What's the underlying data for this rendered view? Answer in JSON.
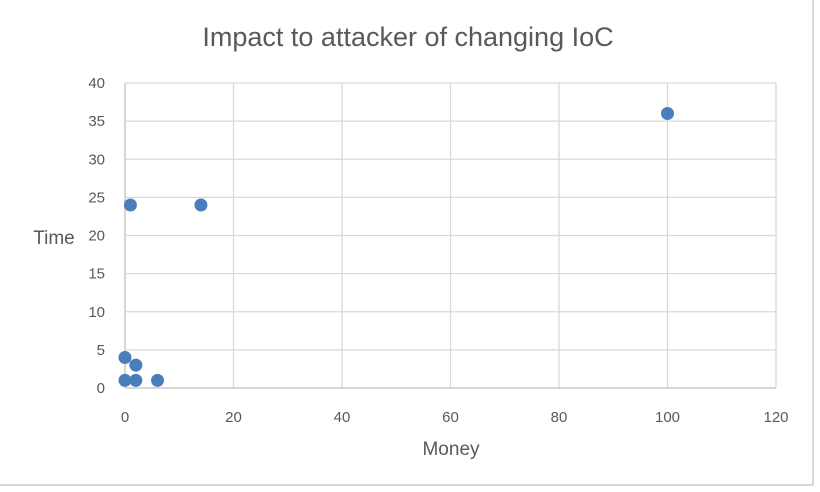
{
  "chart_data": {
    "type": "scatter",
    "title": "Impact to attacker of changing IoC",
    "xlabel": "Money",
    "ylabel": "Time",
    "xlim": [
      0,
      120
    ],
    "ylim": [
      0,
      40
    ],
    "x_ticks": [
      "0",
      "20",
      "40",
      "60",
      "80",
      "100",
      "120"
    ],
    "y_ticks": [
      "0",
      "5",
      "10",
      "15",
      "20",
      "25",
      "30",
      "35",
      "40"
    ],
    "grid": true,
    "legend": "none",
    "marker_color": "#4a7ebb",
    "series": [
      {
        "points": [
          {
            "x": 0,
            "y": 1
          },
          {
            "x": 0,
            "y": 4
          },
          {
            "x": 2,
            "y": 1
          },
          {
            "x": 2,
            "y": 3
          },
          {
            "x": 6,
            "y": 1
          },
          {
            "x": 1,
            "y": 24
          },
          {
            "x": 14,
            "y": 24
          },
          {
            "x": 100,
            "y": 36
          }
        ]
      }
    ]
  }
}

* **REQUEST**:
All of the records need repeating exactly, except for the pictures.

* **FULL OUTPUT**:
What's the underlying data for this rendered view? Answer in JSON.
{
  "chart_data": {
    "type": "scatter",
    "title": "Impact to attacker of changing IoC",
    "xlabel": "Money",
    "ylabel": "Time",
    "xlim": [
      0,
      120
    ],
    "ylim": [
      0,
      40
    ],
    "x_ticks": [
      "0",
      "20",
      "40",
      "60",
      "80",
      "100",
      "120"
    ],
    "y_ticks": [
      "0",
      "5",
      "10",
      "15",
      "20",
      "25",
      "30",
      "35",
      "40"
    ],
    "grid": true,
    "legend": "none",
    "marker_color": "#4a7ebb",
    "series": [
      {
        "points": [
          {
            "x": 0,
            "y": 1
          },
          {
            "x": 0,
            "y": 4
          },
          {
            "x": 2,
            "y": 1
          },
          {
            "x": 2,
            "y": 3
          },
          {
            "x": 6,
            "y": 1
          },
          {
            "x": 1,
            "y": 24
          },
          {
            "x": 14,
            "y": 24
          },
          {
            "x": 100,
            "y": 36
          }
        ]
      }
    ]
  }
}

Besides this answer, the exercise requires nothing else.